= Task requirements =
A. Using the piece about school staff toilets, decide whether each statement agrees with it, answering yes or no and quoting the words that settle it. (i) The writer visits around 40 schools a term. (ii) The gents' toilets in primary schools can be counted on to have a can of air freshener. (iii) The head of the school with unisex toilets said men stayed on the staff for a long time.
B. Swap "legend-swatch" for "legend-marker" in the entries, starting at the line that has "bar-segment: [268, 277, 278, 311]" and stopping after the line that has "bar-segment: [514, 169, 524, 189]". Reproduce only those lines, with nothing else changed.

If you are lucky enough to visit a West Midlands school, I urge you to go to the loo even if you don't need to spend a penny. I visit around 40 schools a term, at all of which I am offered a cup of coffee and need to use the facilities. I can tell you the staff toilets are places where awe and wonder know no bounds.
The gents' toilets in primary schools are the bottom end of the market. You could find anything sharing space with the urinal: the Father Christmas outfit shrouded in its black bin bag, ready for another December; the broken photocopier; the caretaker's stepladder; the emergency supply of paper towels; two old sets of football strip minus goalkeeper shirts (always a market for these among the local bad lads); six dead spiders. But never, ever, a window that opens or a can of air freshener.
Over the sink at one school the caretaker has placed a notice saying "
Gentlemen don't pee in the sink use the toilet". The head told me that there had been a problem and that it was now under control. I commended her on her sleeves-rolled-up approach to management and asked if I could return with my camera to capture this example of forthright problem-solving. She readily agreed.
In infant schools there may not be a gents (no men on the staff), and I have to use the ladies' loo. These are proper palaces (or at least throne rooms) complete with curtains with ties, little china ornaments, bowls of pot pourri and, best of all, scented soap, soft toilet paper and air fresheners. I was once part of an Ofsted team in a large primary run by a tough female head who ruled that, in pursuit of equality, toilets should be unisex. The women at this school no longer suffered long queues at playtimes. Speed and efficiency were the golden rules. But the upper panels of the cubicle doors were frosted glass and silhouettes were clearly visible. The head complained that men didn't stay on the staff for long.
On a recent visit to another primary in quite a tough town, I was talking to the head about workforce reform; she had appointed additional assistants including one for ambience. I thought that I had again missed out on changes in the National Literacy Strategy (was an ambience anything like a haiku, I wondered). Resolving once again to try to keep up to date, I slunk off to the loo and there all was revealed once I had shut the door. A white towel artistically folded into a magnificent swan shape was positioned as if floating on the porcelain cover of the low level WC, a real rose clasped in its beak. Another excuse to go back with the camera.

= Stored items from a collection =
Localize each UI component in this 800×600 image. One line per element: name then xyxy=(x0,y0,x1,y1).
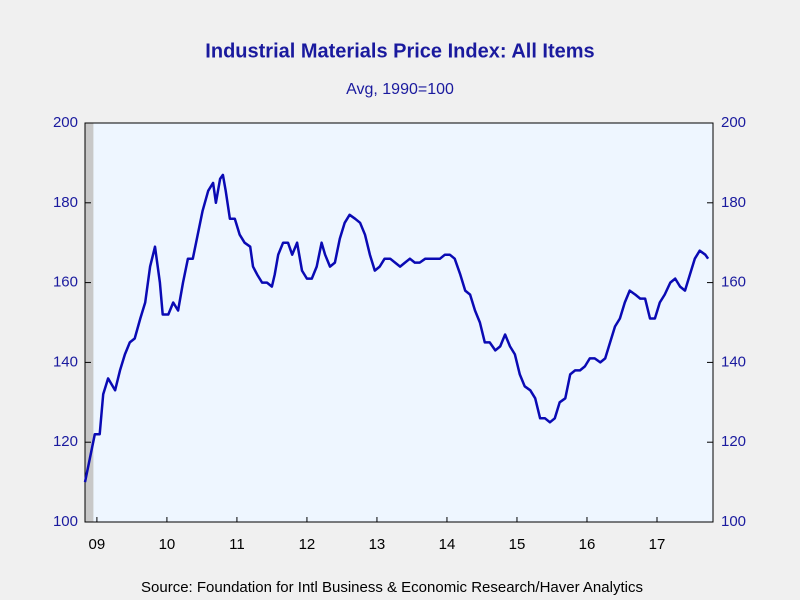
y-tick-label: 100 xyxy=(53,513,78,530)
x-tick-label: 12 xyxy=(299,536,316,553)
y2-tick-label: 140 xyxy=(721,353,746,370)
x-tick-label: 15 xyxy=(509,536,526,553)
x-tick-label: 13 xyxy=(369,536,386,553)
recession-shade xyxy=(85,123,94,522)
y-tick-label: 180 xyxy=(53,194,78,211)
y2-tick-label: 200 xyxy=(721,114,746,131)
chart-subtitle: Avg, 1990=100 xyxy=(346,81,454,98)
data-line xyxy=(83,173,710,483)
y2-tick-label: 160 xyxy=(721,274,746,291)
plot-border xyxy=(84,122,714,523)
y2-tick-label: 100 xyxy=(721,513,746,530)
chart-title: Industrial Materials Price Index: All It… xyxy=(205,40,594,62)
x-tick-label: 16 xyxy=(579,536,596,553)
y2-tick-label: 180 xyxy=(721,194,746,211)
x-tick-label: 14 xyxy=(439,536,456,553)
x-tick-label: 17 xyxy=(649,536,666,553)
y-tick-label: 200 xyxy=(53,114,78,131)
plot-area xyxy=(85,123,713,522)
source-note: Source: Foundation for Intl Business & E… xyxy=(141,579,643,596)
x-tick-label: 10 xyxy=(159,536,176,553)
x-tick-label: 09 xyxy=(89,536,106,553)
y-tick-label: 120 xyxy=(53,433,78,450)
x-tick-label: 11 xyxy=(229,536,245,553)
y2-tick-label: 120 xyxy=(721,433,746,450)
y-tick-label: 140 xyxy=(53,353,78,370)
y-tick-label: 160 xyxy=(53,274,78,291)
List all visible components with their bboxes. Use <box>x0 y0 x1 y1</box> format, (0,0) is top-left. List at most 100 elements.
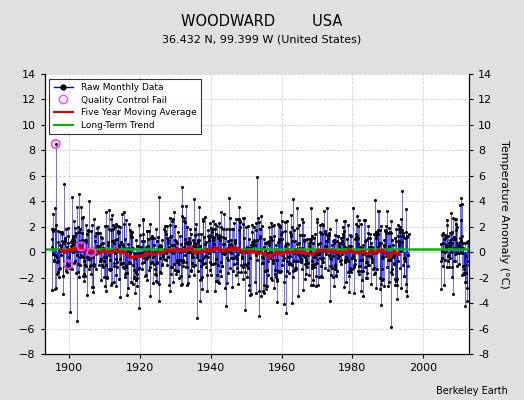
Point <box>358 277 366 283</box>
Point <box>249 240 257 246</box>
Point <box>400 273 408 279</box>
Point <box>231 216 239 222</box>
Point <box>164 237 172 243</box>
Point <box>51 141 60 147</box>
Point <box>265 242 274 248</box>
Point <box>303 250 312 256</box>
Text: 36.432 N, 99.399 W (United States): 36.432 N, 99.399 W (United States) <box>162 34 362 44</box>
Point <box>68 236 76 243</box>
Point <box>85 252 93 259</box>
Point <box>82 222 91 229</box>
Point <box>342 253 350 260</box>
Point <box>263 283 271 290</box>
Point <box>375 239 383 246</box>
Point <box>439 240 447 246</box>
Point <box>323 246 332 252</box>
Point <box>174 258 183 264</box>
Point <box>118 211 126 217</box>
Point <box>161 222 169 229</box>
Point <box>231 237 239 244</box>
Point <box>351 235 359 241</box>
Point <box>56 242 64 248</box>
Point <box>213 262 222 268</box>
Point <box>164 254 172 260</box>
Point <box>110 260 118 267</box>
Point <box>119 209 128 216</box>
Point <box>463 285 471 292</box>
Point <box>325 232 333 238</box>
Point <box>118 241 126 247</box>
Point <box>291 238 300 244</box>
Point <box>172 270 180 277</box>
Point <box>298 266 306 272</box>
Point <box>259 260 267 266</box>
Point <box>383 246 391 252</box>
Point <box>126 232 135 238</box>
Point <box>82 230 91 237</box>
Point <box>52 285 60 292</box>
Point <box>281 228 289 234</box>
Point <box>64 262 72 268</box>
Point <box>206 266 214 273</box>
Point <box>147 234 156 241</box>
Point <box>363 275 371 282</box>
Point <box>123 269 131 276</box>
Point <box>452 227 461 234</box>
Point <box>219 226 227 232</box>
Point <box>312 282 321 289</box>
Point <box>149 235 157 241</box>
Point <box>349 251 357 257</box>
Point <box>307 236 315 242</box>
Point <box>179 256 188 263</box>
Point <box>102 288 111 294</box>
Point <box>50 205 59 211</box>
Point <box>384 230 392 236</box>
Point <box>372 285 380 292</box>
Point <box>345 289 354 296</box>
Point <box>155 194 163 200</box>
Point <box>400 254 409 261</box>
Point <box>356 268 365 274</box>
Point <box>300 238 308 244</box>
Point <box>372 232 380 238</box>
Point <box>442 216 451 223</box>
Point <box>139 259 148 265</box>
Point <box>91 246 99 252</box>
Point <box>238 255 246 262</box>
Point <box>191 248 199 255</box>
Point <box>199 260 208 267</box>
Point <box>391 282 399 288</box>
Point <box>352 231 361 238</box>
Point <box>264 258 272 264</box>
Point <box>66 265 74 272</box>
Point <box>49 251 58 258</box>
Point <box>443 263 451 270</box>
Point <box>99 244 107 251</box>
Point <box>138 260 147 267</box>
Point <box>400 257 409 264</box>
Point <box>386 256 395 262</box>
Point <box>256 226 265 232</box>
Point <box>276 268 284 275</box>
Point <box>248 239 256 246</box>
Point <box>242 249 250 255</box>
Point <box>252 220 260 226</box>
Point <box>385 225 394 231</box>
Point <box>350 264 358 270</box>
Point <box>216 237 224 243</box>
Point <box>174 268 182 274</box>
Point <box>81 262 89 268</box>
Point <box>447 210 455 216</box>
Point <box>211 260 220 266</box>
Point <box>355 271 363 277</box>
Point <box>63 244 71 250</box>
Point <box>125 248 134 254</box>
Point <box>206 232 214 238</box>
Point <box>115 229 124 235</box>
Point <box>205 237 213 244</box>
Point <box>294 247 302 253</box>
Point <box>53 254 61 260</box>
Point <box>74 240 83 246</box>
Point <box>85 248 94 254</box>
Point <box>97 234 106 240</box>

--

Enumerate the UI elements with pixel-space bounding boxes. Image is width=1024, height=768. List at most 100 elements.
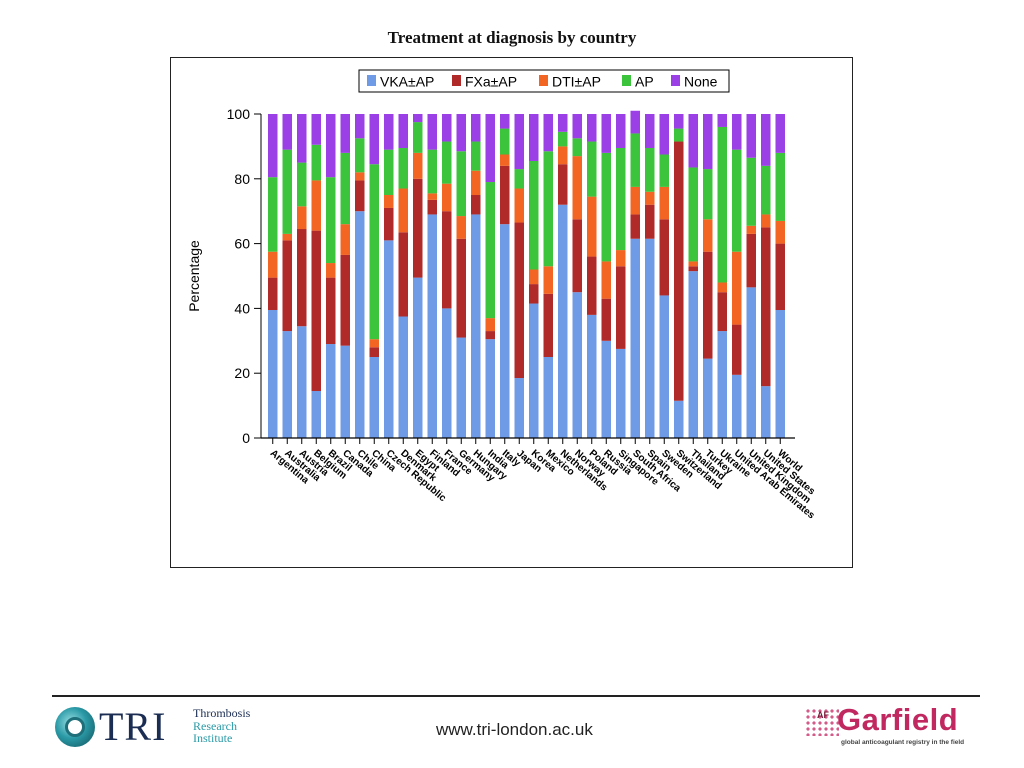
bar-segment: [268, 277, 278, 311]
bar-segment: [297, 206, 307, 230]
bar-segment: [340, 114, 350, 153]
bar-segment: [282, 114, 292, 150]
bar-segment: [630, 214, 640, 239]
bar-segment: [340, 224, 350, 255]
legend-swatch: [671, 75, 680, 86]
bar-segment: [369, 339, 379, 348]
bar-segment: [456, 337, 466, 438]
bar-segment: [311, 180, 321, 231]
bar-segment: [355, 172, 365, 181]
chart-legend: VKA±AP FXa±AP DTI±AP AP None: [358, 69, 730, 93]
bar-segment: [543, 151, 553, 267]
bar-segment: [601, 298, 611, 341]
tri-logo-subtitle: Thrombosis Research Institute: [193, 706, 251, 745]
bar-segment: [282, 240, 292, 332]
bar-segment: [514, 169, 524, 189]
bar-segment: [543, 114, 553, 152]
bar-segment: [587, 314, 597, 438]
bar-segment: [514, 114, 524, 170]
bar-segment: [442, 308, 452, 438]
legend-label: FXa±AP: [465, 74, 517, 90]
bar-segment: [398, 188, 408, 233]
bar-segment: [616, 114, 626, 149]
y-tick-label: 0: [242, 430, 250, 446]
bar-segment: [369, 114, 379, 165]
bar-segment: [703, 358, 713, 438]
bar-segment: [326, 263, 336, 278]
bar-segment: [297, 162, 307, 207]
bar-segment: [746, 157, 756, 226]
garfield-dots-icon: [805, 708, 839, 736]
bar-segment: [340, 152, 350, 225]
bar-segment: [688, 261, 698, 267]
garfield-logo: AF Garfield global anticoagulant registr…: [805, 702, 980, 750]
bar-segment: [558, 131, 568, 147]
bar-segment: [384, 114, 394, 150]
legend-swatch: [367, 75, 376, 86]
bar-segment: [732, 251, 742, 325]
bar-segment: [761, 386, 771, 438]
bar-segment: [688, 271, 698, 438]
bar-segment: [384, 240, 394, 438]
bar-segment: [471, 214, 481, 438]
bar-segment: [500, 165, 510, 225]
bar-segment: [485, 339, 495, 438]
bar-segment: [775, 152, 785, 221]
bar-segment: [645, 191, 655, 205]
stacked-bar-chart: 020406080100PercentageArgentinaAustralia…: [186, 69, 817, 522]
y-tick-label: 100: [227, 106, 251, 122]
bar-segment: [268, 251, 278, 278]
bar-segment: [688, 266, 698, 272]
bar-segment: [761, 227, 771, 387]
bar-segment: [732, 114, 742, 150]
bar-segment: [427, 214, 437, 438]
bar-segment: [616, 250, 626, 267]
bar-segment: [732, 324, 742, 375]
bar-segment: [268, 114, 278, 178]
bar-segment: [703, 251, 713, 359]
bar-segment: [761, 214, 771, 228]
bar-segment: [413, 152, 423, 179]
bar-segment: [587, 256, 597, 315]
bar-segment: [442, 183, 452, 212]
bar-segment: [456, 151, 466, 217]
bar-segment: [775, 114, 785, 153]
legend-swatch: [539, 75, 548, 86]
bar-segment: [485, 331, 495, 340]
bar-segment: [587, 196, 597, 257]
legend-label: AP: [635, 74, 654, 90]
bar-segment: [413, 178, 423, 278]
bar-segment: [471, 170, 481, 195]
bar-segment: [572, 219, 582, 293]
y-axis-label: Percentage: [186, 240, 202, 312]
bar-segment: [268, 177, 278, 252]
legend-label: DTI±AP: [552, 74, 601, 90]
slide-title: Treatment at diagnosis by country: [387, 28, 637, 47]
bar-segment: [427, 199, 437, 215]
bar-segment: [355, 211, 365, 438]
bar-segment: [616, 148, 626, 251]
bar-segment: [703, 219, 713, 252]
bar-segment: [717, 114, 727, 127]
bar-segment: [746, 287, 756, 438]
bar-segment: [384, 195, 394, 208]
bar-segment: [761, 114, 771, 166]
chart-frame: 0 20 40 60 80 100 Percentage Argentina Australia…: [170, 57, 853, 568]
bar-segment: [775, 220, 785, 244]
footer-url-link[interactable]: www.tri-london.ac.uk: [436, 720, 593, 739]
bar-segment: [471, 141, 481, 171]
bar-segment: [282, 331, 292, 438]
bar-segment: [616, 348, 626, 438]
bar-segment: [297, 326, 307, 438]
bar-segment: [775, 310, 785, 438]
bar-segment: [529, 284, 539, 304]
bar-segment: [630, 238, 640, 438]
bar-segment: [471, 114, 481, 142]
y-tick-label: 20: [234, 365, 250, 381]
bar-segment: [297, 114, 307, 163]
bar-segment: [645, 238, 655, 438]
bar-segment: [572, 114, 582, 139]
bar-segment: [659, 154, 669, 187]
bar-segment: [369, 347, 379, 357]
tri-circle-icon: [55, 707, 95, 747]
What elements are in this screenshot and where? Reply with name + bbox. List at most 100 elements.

= Solutions in order =
A.
(i) Yes: "I visit around 40 schools a term"
(ii) No: "But never, ever, a window that opens or a can of air freshener."
(iii) No: "The head complained that men didn't stay on the staff for long."

B.
bar-segment: [268, 277, 278, 311]
bar-segment: [297, 206, 307, 230]
bar-segment: [340, 114, 350, 153]
bar-segment: [282, 114, 292, 150]
bar-segment: [630, 214, 640, 239]
bar-segment: [340, 224, 350, 255]
legend-marker: [671, 75, 680, 86]
bar-segment: [369, 339, 379, 348]
bar-segment: [456, 337, 466, 438]
bar-segment: [311, 180, 321, 231]
bar-segment: [355, 172, 365, 181]
chart-legend: VKA±AP FXa±AP DTI±AP AP None: [358, 69, 730, 93]
bar-segment: [543, 151, 553, 267]
bar-segment: [601, 298, 611, 341]
tri-logo-subtitle: Thrombosis Research Institute: [193, 706, 251, 745]
bar-segment: [282, 240, 292, 332]
bar-segment: [514, 169, 524, 189]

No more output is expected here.